• _Source records_:
.....

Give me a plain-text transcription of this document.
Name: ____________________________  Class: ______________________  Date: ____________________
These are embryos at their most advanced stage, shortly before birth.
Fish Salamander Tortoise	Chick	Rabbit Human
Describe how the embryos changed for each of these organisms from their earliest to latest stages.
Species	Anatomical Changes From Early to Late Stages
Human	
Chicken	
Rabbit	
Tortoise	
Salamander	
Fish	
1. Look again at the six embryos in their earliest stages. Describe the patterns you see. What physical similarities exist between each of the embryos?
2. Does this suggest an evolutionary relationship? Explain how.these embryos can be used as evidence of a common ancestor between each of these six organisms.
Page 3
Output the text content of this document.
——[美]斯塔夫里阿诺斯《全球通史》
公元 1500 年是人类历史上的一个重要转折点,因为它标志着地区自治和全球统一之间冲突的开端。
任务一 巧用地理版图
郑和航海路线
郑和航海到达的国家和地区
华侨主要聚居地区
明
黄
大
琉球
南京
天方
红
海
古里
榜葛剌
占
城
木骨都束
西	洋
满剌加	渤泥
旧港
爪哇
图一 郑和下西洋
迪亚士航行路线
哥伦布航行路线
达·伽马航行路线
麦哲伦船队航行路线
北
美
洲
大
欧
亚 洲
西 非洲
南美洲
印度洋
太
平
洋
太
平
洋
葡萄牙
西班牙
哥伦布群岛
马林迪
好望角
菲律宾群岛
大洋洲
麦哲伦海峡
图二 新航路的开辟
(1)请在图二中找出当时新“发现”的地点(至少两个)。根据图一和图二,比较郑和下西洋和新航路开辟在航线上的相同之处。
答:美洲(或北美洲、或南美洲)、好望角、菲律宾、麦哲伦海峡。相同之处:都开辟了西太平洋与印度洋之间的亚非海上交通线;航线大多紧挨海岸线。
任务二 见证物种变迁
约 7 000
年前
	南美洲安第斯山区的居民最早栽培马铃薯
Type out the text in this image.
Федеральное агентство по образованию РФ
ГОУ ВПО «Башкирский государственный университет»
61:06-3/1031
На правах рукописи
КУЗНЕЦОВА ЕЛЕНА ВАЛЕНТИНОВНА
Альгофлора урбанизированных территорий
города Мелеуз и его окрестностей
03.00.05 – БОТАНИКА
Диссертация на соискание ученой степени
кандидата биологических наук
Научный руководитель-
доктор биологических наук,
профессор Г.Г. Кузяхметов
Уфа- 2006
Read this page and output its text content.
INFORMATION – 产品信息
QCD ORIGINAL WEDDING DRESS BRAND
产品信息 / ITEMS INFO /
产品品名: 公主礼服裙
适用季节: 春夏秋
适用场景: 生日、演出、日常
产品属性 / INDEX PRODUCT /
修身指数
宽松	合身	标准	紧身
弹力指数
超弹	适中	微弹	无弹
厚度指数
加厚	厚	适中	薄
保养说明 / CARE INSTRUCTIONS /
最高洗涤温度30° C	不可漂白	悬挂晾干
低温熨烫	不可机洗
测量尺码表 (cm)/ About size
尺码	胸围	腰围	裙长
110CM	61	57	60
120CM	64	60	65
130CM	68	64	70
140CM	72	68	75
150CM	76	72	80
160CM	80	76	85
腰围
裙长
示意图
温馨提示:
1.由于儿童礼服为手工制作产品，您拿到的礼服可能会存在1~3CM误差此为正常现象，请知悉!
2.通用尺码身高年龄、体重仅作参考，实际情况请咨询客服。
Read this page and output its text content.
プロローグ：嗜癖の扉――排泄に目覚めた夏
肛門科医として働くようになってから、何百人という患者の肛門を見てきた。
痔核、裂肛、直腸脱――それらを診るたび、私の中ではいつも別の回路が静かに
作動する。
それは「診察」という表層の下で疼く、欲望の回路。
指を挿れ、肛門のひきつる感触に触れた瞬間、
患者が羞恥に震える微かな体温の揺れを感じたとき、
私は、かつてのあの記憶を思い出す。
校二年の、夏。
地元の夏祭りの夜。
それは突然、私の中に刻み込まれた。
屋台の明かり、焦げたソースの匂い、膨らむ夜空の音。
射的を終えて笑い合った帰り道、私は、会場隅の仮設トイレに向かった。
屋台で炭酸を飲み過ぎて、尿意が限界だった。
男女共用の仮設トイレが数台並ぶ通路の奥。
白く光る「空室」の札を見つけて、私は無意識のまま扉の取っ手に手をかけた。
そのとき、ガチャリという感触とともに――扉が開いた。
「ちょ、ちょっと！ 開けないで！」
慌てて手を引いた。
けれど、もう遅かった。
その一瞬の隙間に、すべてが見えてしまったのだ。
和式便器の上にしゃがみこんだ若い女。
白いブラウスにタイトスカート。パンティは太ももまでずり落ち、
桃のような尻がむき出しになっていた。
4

.....

• _Short problem_:
Transcribe all of the material exactly. Omit nothing.

• _Result of this exercise_:
Give me a plain-text transcription of this document.
Name: ____________________________  Class: ______________________  Date: ____________________
These are embryos at their most advanced stage, shortly before birth.
Fish Salamander Tortoise	Chick	Rabbit Human
Describe how the embryos changed for each of these organisms from their earliest to latest stages.
Species	Anatomical Changes From Early to Late Stages
Human	
Chicken	
Rabbit	
Tortoise	
Salamander	
Fish	
1. Look again at the six embryos in their earliest stages. Describe the patterns you see. What physical similarities exist between each of the embryos?
2. Does this suggest an evolutionary relationship? Explain how.these embryos can be used as evidence of a common ancestor between each of these six organisms.
Page 3
Output the text content of this document.
——[美]斯塔夫里阿诺斯《全球通史》
公元 1500 年是人类历史上的一个重要转折点,因为它标志着地区自治和全球统一之间冲突的开端。
任务一 巧用地理版图
郑和航海路线
郑和航海到达的国家和地区
华侨主要聚居地区
明
黄
大
琉球
南京
天方
红
海
古里
榜葛剌
占
城
木骨都束
西	洋
满剌加	渤泥
旧港
爪哇
图一 郑和下西洋
迪亚士航行路线
哥伦布航行路线
达·伽马航行路线
麦哲伦船队航行路线
北
美
洲
大
欧
亚 洲
西 非洲
南美洲
印度洋
太
平
洋
太
平
洋
葡萄牙
西班牙
哥伦布群岛
马林迪
好望角
菲律宾群岛
大洋洲
麦哲伦海峡
图二 新航路的开辟
(1)请在图二中找出当时新“发现”的地点(至少两个)。根据图一和图二,比较郑和下西洋和新航路开辟在航线上的相同之处。
答:美洲(或北美洲、或南美洲)、好望角、菲律宾、麦哲伦海峡。相同之处:都开辟了西太平洋与印度洋之间的亚非海上交通线;航线大多紧挨海岸线。
任务二 见证物种变迁
约 7 000
年前
	南美洲安第斯山区的居民最早栽培马铃薯
Type out the text in this image.
Федеральное агентство по образованию РФ
ГОУ ВПО «Башкирский государственный университет»
61:06-3/1031
На правах рукописи
КУЗНЕЦОВА ЕЛЕНА ВАЛЕНТИНОВНА
Альгофлора урбанизированных территорий
города Мелеуз и его окрестностей
03.00.05 – БОТАНИКА
Диссертация на соискание ученой степени
кандидата биологических наук
Научный руководитель-
доктор биологических наук,
профессор Г.Г. Кузяхметов
Уфа- 2006
Read this page and output its text content.
INFORMATION – 产品信息
QCD ORIGINAL WEDDING DRESS BRAND
产品信息 / ITEMS INFO /
产品品名: 公主礼服裙
适用季节: 春夏秋
适用场景: 生日、演出、日常
产品属性 / INDEX PRODUCT /
修身指数
宽松	合身	标准	紧身
弹力指数
超弹	适中	微弹	无弹
厚度指数
加厚	厚	适中	薄
保养说明 / CARE INSTRUCTIONS /
最高洗涤温度30° C	不可漂白	悬挂晾干
低温熨烫	不可机洗
测量尺码表 (cm)/ About size
尺码	胸围	腰围	裙长
110CM	61	57	60
120CM	64	60	65
130CM	68	64	70
140CM	72	68	75
150CM	76	72	80
160CM	80	76	85
腰围
裙长
示意图
温馨提示:
1.由于儿童礼服为手工制作产品，您拿到的礼服可能会存在1~3CM误差此为正常现象，请知悉!
2.通用尺码身高年龄、体重仅作参考，实际情况请咨询客服。
Read this page and output its text content.
プロローグ：嗜癖の扉――排泄に目覚めた夏
肛門科医として働くようになってから、何百人という患者の肛門を見てきた。
痔核、裂肛、直腸脱――それらを診るたび、私の中ではいつも別の回路が静かに
作動する。
それは「診察」という表層の下で疼く、欲望の回路。
指を挿れ、肛門のひきつる感触に触れた瞬間、
患者が羞恥に震える微かな体温の揺れを感じたとき、
私は、かつてのあの記憶を思い出す。
校二年の、夏。
地元の夏祭りの夜。
それは突然、私の中に刻み込まれた。
屋台の明かり、焦げたソースの匂い、膨らむ夜空の音。
射的を終えて笑い合った帰り道、私は、会場隅の仮設トイレに向かった。
屋台で炭酸を飲み過ぎて、尿意が限界だった。
男女共用の仮設トイレが数台並ぶ通路の奥。
白く光る「空室」の札を見つけて、私は無意識のまま扉の取っ手に手をかけた。
そのとき、ガチャリという感触とともに――扉が開いた。
「ちょ、ちょっと！ 開けないで！」
慌てて手を引いた。
けれど、もう遅かった。
その一瞬の隙間に、すべてが見えてしまったのだ。
和式便器の上にしゃがみこんだ若い女。
白いブラウスにタイトスカート。パンティは太ももまでずり落ち、
桃のような尻がむき出しになっていた。
4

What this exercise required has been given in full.